* DATA TO PROCESS:

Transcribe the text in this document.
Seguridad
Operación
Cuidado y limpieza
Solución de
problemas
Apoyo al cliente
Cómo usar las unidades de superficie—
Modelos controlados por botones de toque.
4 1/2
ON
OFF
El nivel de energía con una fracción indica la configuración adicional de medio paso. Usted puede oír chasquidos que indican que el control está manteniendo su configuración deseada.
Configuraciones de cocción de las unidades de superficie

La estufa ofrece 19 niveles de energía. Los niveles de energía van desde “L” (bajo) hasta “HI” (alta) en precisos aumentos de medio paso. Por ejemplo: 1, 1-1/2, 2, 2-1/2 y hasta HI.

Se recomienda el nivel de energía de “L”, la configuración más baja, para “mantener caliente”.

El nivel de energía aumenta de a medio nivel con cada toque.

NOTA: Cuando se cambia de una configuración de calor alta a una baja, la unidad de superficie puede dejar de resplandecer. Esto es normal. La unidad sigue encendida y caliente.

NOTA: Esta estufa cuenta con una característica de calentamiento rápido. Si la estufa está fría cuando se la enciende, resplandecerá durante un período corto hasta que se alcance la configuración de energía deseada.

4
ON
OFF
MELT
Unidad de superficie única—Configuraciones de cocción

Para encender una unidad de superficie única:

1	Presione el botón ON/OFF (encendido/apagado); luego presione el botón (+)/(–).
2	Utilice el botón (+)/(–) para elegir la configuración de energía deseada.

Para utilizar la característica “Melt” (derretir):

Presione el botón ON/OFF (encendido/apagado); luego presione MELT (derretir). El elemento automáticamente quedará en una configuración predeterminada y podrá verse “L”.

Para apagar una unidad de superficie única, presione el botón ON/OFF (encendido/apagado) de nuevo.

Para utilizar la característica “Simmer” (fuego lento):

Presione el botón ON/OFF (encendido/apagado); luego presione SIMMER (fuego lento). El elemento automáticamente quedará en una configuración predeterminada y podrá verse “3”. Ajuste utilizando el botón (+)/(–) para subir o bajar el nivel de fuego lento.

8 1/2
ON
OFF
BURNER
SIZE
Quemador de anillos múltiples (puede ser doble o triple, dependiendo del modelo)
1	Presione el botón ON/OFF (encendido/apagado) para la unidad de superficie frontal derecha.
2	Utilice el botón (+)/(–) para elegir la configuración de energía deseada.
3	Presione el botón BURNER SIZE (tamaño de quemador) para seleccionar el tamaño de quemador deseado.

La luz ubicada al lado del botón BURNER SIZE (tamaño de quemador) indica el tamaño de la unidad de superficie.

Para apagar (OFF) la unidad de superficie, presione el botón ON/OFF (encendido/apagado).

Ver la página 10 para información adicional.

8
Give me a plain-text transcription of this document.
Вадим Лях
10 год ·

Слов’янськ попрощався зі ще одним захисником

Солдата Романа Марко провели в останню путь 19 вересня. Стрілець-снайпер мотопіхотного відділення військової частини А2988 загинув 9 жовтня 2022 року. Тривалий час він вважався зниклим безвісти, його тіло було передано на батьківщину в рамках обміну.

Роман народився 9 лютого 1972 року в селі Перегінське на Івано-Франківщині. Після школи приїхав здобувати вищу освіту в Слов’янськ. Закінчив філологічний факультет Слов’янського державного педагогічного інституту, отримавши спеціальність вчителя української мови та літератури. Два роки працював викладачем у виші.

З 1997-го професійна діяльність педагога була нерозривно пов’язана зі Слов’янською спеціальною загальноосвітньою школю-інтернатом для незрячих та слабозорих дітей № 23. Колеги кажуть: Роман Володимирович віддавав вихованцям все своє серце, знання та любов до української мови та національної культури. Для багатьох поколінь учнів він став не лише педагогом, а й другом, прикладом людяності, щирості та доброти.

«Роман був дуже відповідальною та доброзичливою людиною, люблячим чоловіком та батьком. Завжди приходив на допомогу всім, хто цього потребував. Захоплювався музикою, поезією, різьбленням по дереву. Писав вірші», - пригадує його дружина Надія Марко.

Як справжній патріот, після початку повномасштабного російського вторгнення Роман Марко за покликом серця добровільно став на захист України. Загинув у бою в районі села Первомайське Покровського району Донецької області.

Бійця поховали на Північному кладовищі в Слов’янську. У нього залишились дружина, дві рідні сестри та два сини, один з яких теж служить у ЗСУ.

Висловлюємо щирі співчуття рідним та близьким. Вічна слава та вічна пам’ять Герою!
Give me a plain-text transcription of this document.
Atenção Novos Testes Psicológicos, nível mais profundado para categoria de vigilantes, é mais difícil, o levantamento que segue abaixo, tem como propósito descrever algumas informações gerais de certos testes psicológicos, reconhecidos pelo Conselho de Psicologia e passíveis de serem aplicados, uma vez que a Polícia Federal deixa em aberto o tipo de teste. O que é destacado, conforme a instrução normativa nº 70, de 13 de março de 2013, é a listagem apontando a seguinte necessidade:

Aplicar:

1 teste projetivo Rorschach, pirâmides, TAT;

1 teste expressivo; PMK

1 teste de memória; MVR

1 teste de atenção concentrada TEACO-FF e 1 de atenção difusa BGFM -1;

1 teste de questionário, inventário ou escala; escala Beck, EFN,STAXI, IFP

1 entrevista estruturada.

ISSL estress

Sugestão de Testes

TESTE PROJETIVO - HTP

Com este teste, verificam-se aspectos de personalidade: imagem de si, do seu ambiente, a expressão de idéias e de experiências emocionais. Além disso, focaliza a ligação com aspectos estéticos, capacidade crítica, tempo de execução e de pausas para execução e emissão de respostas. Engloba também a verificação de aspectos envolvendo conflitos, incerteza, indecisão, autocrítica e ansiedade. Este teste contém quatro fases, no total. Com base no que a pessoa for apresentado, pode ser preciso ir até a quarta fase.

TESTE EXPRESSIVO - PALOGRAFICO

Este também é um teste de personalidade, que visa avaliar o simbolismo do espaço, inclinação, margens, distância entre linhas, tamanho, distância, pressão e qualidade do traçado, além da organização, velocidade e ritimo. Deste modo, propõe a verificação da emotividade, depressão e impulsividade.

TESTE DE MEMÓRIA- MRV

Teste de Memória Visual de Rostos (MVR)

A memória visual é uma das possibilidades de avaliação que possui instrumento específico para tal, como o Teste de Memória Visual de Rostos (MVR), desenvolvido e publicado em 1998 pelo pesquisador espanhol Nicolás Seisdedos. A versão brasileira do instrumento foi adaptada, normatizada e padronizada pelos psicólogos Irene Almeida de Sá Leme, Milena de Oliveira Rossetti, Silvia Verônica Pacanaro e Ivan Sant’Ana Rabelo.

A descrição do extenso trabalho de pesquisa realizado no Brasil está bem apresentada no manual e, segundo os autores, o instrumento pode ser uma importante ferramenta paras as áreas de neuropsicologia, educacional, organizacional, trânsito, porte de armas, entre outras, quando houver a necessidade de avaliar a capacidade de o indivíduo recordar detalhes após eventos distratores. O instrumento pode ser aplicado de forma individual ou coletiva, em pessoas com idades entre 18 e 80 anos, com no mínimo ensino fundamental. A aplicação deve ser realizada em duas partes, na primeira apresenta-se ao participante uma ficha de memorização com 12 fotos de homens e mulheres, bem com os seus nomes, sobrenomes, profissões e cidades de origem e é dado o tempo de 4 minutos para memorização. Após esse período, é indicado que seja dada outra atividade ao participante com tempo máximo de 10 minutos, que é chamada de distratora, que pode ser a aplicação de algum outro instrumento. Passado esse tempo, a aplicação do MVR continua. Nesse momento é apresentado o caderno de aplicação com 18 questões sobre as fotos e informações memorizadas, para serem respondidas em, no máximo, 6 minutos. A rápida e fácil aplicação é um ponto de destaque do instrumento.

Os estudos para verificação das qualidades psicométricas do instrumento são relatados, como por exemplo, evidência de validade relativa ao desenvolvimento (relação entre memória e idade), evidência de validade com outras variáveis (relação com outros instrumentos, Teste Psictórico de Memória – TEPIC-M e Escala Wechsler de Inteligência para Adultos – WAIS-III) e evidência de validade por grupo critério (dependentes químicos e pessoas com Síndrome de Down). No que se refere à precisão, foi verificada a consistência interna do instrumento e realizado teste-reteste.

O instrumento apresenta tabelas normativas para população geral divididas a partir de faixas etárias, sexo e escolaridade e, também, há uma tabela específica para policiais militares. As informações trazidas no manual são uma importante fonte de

* AIM OF THE TASK: Copy out every line from the records that has the word "derretir".

* RESPONSE BELOW:
Para utilizar la característica “Melt” (derretir):
Presione el botón ON/OFF (encendido/apagado); luego presione MELT (derretir). El elemento automáticamente quedará en una configuración predeterminada y podrá verse “L”.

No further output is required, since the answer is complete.